(Data items)
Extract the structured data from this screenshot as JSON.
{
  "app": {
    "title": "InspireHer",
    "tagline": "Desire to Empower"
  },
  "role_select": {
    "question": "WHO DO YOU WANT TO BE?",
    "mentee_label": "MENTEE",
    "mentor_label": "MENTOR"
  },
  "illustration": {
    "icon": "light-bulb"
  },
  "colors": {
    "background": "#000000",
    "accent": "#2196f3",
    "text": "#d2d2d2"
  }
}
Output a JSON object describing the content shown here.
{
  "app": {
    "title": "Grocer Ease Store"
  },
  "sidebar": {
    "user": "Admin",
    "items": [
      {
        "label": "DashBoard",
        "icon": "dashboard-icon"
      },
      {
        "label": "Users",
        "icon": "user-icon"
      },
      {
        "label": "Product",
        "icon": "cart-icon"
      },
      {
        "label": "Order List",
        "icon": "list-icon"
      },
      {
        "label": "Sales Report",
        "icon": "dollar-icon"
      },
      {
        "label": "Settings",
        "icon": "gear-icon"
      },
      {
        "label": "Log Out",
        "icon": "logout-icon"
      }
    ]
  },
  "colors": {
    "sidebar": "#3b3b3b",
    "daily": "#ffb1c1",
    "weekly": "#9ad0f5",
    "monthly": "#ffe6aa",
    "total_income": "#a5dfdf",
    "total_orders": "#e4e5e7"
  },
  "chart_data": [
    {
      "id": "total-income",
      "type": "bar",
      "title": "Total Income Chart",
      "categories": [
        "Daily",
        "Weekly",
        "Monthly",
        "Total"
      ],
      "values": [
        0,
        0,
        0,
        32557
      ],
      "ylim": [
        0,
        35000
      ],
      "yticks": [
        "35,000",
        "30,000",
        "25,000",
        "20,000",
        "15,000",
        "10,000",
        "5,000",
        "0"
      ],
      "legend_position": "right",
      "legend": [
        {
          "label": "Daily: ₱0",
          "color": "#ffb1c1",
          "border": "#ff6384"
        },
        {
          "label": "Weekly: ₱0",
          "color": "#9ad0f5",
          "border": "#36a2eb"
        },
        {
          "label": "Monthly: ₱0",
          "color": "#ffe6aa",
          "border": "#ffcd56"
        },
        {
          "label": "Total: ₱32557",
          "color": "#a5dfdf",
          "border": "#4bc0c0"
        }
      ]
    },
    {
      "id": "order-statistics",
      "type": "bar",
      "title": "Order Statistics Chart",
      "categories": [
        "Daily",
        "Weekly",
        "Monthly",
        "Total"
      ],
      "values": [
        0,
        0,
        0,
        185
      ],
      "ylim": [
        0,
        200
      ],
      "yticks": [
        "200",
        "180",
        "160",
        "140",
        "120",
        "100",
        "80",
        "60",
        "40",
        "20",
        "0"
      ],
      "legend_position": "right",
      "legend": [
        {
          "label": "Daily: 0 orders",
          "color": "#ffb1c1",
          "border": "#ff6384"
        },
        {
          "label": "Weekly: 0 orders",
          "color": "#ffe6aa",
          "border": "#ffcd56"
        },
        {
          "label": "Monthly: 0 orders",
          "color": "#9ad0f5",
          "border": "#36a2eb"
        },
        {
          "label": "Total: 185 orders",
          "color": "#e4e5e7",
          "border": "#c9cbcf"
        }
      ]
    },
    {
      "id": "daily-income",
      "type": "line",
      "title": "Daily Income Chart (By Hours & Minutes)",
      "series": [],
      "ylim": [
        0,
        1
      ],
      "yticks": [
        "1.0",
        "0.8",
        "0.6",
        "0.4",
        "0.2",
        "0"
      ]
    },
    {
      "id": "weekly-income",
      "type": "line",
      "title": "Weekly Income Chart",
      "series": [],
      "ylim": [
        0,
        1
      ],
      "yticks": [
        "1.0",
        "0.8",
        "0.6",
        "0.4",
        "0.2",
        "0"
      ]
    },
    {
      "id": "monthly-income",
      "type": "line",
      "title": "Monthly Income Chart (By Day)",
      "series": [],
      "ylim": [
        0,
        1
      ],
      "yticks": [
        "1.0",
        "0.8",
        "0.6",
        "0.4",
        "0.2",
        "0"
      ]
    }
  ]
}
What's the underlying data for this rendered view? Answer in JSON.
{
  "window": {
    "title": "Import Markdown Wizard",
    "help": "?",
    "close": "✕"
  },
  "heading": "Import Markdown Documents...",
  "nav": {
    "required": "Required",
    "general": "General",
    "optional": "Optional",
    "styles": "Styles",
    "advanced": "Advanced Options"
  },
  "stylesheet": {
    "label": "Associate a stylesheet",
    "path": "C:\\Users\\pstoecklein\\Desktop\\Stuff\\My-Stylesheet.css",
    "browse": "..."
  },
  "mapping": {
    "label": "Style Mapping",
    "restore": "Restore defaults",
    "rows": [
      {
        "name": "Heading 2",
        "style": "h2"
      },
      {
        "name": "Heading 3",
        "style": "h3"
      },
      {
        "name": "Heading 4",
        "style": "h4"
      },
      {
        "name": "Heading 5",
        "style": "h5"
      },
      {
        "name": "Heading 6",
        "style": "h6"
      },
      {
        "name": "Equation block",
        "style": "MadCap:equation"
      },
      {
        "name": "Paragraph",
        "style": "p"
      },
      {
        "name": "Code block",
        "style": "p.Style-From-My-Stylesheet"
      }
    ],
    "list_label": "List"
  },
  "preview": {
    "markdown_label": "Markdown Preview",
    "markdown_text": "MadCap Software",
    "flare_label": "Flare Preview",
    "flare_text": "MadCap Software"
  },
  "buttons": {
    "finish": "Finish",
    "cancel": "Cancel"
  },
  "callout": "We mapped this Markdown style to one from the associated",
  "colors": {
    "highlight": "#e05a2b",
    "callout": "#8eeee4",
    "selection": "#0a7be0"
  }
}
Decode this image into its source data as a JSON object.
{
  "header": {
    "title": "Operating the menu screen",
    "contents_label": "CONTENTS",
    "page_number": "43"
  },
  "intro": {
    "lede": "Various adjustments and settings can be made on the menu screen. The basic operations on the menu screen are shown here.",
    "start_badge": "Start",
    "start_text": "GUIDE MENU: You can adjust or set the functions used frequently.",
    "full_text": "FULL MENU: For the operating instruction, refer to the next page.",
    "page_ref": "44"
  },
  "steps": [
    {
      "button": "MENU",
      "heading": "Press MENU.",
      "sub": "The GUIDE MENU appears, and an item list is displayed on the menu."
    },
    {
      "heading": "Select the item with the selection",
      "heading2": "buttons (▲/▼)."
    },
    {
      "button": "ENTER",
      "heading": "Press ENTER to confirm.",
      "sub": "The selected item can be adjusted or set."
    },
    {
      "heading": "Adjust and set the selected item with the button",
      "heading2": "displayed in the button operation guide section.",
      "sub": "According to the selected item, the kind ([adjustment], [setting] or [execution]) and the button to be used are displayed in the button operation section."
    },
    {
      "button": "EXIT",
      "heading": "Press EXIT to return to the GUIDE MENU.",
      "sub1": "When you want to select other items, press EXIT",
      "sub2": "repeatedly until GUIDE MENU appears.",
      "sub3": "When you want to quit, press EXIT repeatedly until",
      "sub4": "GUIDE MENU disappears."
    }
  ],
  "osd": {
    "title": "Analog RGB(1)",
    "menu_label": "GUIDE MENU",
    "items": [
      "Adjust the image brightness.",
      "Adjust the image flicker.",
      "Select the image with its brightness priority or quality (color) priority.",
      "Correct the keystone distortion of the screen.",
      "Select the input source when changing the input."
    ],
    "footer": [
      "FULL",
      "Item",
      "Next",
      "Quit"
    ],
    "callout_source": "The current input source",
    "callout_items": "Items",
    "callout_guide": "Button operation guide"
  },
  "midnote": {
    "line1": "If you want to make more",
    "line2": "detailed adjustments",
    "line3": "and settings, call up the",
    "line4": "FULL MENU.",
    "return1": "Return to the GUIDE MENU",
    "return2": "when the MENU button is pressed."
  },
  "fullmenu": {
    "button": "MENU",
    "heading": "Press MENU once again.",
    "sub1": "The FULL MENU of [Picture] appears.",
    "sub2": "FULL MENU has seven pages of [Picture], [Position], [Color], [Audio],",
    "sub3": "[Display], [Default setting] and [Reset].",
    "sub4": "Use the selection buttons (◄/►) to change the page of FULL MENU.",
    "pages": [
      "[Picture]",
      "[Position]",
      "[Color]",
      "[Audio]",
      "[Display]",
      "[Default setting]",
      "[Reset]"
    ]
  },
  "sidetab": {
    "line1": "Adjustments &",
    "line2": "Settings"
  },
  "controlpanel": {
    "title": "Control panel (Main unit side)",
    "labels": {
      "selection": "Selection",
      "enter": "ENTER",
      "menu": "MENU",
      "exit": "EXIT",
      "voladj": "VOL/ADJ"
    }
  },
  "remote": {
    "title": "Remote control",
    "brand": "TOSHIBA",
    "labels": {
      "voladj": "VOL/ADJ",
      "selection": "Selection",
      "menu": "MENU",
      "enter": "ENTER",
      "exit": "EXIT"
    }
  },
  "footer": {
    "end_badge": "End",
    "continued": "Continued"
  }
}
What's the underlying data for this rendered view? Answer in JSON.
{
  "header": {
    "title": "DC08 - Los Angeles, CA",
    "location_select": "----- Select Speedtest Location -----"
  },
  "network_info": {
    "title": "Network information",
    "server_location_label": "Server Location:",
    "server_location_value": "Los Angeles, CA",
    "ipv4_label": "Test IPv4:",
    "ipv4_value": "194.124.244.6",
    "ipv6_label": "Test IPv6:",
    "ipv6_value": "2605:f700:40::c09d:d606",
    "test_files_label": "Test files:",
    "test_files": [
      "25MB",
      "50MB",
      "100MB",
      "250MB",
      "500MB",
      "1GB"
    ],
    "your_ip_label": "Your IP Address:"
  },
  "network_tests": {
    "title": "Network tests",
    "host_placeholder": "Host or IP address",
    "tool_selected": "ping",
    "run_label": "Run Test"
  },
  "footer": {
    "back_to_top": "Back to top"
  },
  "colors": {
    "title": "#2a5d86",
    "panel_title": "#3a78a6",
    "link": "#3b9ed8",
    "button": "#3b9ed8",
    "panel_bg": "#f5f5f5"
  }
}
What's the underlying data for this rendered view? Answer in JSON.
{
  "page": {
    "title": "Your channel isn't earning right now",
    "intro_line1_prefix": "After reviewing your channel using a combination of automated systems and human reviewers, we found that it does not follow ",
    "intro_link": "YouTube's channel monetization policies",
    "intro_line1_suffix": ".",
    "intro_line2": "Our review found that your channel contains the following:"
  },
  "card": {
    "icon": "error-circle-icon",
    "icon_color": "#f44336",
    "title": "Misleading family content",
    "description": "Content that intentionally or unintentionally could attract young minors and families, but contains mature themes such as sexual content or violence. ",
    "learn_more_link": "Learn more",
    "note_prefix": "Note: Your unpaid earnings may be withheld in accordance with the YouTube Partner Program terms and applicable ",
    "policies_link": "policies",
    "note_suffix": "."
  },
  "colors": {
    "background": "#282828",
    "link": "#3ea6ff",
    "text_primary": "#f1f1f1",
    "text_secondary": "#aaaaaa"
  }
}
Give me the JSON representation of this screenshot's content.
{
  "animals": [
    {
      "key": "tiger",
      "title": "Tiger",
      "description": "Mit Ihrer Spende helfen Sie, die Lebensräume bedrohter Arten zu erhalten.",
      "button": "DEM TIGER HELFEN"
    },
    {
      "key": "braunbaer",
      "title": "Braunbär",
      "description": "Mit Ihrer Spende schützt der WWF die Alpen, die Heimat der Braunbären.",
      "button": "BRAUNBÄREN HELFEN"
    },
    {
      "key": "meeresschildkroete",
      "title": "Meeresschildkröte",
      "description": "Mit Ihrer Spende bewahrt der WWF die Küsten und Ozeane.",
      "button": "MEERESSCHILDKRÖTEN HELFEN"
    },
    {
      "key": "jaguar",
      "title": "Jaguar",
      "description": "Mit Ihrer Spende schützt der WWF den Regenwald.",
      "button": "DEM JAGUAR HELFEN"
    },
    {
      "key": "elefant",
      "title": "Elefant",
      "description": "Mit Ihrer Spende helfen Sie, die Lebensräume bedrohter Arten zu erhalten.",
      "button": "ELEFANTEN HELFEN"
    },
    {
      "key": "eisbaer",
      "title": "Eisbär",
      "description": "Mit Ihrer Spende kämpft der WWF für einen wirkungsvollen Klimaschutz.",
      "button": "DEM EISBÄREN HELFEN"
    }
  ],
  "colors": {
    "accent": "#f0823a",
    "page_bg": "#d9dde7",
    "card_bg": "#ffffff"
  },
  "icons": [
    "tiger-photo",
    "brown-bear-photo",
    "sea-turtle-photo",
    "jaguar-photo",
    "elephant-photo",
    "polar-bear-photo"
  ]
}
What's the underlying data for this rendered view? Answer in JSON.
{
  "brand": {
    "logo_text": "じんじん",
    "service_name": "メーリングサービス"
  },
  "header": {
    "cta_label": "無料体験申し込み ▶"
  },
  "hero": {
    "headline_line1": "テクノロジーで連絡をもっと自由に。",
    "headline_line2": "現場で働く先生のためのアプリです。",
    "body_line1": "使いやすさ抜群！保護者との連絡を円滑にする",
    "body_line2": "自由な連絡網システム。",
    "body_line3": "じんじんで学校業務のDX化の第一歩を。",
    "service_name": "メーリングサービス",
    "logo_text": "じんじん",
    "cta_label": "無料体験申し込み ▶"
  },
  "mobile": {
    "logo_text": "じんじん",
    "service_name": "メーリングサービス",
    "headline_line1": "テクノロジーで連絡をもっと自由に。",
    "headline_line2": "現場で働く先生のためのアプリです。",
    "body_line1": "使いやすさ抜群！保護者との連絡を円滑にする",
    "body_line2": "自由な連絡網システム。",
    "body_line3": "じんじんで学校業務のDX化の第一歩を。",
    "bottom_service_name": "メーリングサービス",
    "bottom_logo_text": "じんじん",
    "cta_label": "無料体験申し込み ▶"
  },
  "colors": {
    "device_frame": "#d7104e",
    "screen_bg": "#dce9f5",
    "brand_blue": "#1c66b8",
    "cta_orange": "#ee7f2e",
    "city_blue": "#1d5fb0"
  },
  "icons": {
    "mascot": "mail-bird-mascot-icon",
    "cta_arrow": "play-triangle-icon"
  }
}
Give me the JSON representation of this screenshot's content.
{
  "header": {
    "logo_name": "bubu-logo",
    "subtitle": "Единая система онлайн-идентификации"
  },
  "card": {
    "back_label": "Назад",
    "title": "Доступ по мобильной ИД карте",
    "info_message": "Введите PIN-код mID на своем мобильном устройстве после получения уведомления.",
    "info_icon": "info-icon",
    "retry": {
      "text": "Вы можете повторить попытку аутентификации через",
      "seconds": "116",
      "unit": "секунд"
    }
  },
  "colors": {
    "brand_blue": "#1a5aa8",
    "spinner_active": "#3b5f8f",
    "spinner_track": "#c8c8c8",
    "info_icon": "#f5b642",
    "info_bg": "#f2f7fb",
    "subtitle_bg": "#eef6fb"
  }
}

▸ **WRITTEN TASK**:
Gather every line from the listing above in which the word "repeatedly" appears.

▸ **OUTPUT OF THE EXERCISE**:
      "sub2": "repeatedly until GUIDE MENU appears.",
      "sub3": "When you want to quit, press EXIT repeatedly until",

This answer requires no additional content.